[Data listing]
## BEGIN

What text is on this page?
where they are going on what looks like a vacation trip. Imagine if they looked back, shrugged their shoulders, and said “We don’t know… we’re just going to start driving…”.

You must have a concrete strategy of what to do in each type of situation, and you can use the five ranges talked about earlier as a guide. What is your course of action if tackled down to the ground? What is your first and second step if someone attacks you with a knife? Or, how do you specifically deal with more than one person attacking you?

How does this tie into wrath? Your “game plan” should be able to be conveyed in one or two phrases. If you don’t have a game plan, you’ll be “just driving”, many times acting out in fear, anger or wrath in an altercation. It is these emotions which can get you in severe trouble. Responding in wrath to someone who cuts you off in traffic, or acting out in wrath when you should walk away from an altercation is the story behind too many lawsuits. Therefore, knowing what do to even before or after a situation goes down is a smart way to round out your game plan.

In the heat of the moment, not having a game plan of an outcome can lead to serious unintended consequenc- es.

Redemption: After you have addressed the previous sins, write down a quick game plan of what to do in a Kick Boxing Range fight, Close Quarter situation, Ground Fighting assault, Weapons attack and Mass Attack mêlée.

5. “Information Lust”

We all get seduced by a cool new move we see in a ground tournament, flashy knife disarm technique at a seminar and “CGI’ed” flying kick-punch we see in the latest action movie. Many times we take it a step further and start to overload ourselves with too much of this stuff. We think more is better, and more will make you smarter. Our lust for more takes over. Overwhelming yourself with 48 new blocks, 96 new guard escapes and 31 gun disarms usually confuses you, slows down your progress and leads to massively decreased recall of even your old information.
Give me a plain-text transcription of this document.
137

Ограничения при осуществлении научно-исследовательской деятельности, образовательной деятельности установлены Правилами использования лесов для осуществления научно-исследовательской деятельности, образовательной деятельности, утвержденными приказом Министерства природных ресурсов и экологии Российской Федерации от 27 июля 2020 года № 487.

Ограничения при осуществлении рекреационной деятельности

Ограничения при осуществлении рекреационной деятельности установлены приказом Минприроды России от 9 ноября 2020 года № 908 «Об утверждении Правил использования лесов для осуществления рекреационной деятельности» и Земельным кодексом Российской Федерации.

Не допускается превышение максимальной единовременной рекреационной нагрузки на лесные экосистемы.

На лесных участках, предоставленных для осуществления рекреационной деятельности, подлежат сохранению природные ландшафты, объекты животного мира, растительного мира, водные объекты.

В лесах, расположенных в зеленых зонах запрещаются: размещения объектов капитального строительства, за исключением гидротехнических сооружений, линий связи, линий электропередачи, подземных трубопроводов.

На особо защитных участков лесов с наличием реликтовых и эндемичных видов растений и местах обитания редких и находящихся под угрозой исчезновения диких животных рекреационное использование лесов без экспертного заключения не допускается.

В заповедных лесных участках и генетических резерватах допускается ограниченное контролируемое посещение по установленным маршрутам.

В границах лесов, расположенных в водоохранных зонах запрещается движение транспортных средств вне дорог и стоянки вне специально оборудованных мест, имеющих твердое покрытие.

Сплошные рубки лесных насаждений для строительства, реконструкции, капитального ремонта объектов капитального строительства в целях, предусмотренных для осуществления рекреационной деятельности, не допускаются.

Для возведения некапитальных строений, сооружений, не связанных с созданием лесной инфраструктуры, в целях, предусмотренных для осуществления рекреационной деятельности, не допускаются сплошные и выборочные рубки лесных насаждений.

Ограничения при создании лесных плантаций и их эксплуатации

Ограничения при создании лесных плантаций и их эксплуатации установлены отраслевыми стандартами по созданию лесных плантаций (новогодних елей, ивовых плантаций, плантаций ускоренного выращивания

## END

**REQUIRED TASK**
Report how many lines of the listing hold the string "эксплуатации", giving only the number.

**TASK RESPONSE**
2